[STORED DATA]
───

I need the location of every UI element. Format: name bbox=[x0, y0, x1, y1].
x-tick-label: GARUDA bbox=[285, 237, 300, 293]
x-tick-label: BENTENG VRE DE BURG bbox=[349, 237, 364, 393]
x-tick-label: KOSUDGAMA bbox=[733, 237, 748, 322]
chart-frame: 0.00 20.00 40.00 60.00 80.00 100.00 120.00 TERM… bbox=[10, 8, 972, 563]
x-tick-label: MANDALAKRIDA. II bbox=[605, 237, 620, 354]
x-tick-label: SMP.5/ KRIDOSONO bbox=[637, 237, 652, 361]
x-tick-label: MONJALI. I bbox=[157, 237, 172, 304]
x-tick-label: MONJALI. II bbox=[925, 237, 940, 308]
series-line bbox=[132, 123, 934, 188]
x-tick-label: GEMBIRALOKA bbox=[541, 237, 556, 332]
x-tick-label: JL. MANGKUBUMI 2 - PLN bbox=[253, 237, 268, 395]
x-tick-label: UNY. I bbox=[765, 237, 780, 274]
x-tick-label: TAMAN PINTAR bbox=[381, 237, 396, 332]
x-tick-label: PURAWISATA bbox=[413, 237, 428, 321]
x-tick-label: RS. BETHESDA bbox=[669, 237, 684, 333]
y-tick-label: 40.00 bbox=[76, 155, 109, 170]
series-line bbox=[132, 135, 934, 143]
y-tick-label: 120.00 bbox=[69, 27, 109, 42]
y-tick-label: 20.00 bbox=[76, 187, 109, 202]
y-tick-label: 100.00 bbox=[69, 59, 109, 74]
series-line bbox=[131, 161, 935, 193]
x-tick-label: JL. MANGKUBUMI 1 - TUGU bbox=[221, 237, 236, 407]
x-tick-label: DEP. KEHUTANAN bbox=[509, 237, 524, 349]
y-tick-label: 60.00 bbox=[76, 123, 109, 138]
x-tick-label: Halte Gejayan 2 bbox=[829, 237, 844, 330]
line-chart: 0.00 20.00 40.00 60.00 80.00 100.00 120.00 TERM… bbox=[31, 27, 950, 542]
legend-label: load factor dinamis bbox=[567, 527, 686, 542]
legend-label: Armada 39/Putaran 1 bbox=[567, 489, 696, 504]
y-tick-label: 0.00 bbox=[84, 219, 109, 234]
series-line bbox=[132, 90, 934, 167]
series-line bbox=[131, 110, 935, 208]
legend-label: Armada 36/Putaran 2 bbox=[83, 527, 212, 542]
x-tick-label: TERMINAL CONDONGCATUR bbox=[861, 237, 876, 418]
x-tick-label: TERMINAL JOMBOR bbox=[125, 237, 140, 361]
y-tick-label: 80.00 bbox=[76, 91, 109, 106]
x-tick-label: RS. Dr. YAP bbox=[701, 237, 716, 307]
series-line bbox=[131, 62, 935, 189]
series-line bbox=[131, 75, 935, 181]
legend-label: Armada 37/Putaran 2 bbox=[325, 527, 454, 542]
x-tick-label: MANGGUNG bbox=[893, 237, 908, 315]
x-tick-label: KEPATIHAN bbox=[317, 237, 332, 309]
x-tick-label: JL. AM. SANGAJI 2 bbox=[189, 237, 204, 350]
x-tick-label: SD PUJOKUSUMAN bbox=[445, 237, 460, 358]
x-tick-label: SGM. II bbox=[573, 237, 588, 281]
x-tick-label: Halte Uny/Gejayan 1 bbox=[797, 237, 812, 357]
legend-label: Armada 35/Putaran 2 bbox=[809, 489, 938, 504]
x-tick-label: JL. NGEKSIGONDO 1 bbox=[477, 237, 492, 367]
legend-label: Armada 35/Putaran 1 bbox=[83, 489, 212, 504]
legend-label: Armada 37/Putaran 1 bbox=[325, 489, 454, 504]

───

[PROBLEM]
Print all of the rows above again, copying every line word for word.

[CORRECT OUTPUT]
I need the location of every UI element. Format: name bbox=[x0, y0, x1, y1].
x-tick-label: GARUDA bbox=[285, 237, 300, 293]
x-tick-label: BENTENG VRE DE BURG bbox=[349, 237, 364, 393]
x-tick-label: KOSUDGAMA bbox=[733, 237, 748, 322]
chart-frame: 0.00 20.00 40.00 60.00 80.00 100.00 120.00 TERM… bbox=[10, 8, 972, 563]
x-tick-label: MANDALAKRIDA. II bbox=[605, 237, 620, 354]
x-tick-label: SMP.5/ KRIDOSONO bbox=[637, 237, 652, 361]
x-tick-label: MONJALI. I bbox=[157, 237, 172, 304]
x-tick-label: MONJALI. II bbox=[925, 237, 940, 308]
series-line bbox=[132, 123, 934, 188]
x-tick-label: GEMBIRALOKA bbox=[541, 237, 556, 332]
x-tick-label: JL. MANGKUBUMI 2 - PLN bbox=[253, 237, 268, 395]
x-tick-label: UNY. I bbox=[765, 237, 780, 274]
x-tick-label: TAMAN PINTAR bbox=[381, 237, 396, 332]
x-tick-label: PURAWISATA bbox=[413, 237, 428, 321]
x-tick-label: RS. BETHESDA bbox=[669, 237, 684, 333]
y-tick-label: 40.00 bbox=[76, 155, 109, 170]
series-line bbox=[132, 135, 934, 143]
y-tick-label: 120.00 bbox=[69, 27, 109, 42]
y-tick-label: 20.00 bbox=[76, 187, 109, 202]
y-tick-label: 100.00 bbox=[69, 59, 109, 74]
series-line bbox=[131, 161, 935, 193]
x-tick-label: JL. MANGKUBUMI 1 - TUGU bbox=[221, 237, 236, 407]
x-tick-label: DEP. KEHUTANAN bbox=[509, 237, 524, 349]
y-tick-label: 60.00 bbox=[76, 123, 109, 138]
x-tick-label: Halte Gejayan 2 bbox=[829, 237, 844, 330]
line-chart: 0.00 20.00 40.00 60.00 80.00 100.00 120.00 TERM… bbox=[31, 27, 950, 542]
legend-label: load factor dinamis bbox=[567, 527, 686, 542]
legend-label: Armada 39/Putaran 1 bbox=[567, 489, 696, 504]
y-tick-label: 0.00 bbox=[84, 219, 109, 234]
series-line bbox=[132, 90, 934, 167]
series-line bbox=[131, 110, 935, 208]
legend-label: Armada 36/Putaran 2 bbox=[83, 527, 212, 542]
x-tick-label: TERMINAL CONDONGCATUR bbox=[861, 237, 876, 418]
x-tick-label: TERMINAL JOMBOR bbox=[125, 237, 140, 361]
y-tick-label: 80.00 bbox=[76, 91, 109, 106]
x-tick-label: RS. Dr. YAP bbox=[701, 237, 716, 307]
series-line bbox=[131, 62, 935, 189]
series-line bbox=[131, 75, 935, 181]
legend-label: Armada 37/Putaran 2 bbox=[325, 527, 454, 542]
x-tick-label: MANGGUNG bbox=[893, 237, 908, 315]
x-tick-label: KEPATIHAN bbox=[317, 237, 332, 309]
x-tick-label: JL. AM. SANGAJI 2 bbox=[189, 237, 204, 350]
x-tick-label: SD PUJOKUSUMAN bbox=[445, 237, 460, 358]
x-tick-label: SGM. II bbox=[573, 237, 588, 281]
x-tick-label: Halte Uny/Gejayan 1 bbox=[797, 237, 812, 357]
legend-label: Armada 35/Putaran 2 bbox=[809, 489, 938, 504]
x-tick-label: JL. NGEKSIGONDO 1 bbox=[477, 237, 492, 367]
legend-label: Armada 35/Putaran 1 bbox=[83, 489, 212, 504]
legend-label: Armada 37/Putaran 1 bbox=[325, 489, 454, 504]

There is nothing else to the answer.